§ **EXERCISE**
Out of the lines below, please list those that hold the string "quidē".

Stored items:
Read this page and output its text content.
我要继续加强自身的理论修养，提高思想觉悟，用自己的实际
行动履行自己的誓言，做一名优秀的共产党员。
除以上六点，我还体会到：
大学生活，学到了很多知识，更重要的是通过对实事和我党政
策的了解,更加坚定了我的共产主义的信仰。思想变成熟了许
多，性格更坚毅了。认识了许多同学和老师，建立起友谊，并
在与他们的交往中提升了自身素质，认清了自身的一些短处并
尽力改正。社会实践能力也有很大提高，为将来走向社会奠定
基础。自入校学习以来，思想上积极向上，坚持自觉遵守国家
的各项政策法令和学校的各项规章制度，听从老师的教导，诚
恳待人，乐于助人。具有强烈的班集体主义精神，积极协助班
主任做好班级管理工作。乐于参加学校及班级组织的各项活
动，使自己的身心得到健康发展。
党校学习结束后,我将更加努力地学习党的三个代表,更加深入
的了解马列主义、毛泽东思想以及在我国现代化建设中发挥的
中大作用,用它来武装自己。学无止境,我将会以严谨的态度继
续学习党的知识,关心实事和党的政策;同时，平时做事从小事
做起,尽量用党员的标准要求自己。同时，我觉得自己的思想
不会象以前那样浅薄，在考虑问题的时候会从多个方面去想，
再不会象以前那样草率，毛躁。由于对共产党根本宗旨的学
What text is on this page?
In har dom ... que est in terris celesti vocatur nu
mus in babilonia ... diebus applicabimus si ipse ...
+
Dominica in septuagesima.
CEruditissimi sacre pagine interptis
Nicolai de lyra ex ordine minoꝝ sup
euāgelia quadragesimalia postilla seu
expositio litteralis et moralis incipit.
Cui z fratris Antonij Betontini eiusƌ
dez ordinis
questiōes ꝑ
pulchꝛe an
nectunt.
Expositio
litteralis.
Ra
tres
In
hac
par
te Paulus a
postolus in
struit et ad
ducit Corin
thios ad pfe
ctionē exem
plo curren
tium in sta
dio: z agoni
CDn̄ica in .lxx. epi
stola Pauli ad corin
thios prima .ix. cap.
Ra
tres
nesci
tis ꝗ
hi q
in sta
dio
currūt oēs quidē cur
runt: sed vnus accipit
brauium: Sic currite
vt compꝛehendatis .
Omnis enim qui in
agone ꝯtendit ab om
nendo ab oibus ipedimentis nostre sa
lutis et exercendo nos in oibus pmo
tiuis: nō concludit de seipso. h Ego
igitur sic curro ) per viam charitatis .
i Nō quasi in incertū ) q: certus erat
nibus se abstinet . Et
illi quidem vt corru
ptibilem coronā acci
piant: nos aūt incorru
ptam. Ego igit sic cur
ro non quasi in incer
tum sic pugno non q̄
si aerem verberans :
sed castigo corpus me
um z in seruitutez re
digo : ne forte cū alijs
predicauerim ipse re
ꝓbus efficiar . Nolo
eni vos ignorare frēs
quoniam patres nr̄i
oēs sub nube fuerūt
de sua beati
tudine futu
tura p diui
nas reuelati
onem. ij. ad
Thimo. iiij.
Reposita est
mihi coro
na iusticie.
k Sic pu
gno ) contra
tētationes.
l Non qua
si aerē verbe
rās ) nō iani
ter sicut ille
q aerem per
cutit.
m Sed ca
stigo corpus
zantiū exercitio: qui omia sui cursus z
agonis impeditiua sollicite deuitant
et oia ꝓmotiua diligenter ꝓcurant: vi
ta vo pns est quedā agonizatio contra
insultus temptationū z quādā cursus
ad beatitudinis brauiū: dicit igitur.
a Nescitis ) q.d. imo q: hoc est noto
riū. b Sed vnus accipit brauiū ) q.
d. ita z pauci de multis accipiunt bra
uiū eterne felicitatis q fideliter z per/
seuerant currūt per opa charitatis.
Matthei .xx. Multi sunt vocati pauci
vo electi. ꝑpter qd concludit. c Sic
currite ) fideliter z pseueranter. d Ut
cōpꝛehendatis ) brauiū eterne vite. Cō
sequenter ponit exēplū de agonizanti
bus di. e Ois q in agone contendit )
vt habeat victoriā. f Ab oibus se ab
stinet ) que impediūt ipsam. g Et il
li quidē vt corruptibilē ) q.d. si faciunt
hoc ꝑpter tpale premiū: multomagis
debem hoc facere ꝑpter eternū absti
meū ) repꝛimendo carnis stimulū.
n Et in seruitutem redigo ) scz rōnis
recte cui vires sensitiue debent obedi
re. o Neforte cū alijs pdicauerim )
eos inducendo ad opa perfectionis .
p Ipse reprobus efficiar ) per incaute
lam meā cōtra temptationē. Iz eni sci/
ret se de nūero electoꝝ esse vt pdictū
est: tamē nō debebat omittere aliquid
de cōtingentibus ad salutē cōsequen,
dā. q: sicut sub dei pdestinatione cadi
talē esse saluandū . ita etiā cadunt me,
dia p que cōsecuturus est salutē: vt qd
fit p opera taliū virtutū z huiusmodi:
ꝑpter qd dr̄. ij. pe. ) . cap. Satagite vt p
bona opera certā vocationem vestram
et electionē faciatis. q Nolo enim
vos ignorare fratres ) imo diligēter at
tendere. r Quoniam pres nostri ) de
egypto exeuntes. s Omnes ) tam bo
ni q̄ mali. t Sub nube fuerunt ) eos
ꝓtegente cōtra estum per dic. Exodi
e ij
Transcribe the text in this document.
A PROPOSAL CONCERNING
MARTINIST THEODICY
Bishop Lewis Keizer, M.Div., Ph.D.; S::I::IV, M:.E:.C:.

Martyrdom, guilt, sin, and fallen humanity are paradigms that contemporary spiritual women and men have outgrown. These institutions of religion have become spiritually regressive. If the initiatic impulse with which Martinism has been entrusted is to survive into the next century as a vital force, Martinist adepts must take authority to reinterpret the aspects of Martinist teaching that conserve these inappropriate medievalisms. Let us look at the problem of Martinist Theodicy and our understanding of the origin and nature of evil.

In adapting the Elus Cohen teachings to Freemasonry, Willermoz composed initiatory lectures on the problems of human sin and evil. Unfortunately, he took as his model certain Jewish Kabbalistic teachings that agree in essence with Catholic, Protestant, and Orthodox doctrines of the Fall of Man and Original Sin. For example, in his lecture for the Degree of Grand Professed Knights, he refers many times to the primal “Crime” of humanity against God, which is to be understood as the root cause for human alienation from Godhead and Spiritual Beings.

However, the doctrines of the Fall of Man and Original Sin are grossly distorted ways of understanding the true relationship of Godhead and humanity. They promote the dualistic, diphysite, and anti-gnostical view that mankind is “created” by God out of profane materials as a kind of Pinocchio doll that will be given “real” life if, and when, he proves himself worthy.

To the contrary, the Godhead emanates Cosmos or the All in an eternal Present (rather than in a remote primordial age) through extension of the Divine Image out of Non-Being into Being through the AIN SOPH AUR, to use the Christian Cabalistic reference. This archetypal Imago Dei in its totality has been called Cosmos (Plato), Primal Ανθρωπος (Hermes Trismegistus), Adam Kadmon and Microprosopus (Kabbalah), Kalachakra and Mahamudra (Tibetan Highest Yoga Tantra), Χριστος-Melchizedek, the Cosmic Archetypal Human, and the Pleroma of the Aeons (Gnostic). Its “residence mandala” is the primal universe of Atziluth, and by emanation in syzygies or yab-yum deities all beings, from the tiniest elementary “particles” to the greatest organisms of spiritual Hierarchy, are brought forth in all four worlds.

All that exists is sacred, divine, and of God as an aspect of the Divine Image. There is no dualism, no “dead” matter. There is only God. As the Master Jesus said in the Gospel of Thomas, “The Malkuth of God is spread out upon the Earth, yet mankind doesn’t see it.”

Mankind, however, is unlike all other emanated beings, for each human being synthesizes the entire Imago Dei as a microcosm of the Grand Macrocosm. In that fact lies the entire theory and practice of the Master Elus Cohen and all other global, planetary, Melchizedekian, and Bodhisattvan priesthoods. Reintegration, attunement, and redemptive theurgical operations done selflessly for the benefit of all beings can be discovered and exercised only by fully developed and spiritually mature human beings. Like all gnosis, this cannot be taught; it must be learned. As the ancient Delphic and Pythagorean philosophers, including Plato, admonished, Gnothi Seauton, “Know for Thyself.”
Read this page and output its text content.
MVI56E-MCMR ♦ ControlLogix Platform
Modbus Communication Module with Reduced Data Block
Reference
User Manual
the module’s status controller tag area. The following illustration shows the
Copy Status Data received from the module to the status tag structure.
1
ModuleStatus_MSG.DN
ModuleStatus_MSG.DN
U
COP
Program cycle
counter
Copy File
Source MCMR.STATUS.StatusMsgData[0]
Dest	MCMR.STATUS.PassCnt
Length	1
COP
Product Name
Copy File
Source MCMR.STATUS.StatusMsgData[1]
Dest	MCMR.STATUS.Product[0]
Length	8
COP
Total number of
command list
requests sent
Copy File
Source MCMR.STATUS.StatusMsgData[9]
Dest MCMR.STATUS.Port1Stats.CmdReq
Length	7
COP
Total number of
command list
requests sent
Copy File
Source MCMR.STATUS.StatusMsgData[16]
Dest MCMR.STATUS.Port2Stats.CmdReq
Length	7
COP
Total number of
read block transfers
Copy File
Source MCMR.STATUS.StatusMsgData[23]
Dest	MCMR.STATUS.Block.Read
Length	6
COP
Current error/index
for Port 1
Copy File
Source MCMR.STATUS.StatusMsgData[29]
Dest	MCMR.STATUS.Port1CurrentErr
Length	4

§ **RESPONSE FOR THIS EXERCISE**
currūt oēs quidē cur
li quidē vt corruptibilē ) q.d. si faciunt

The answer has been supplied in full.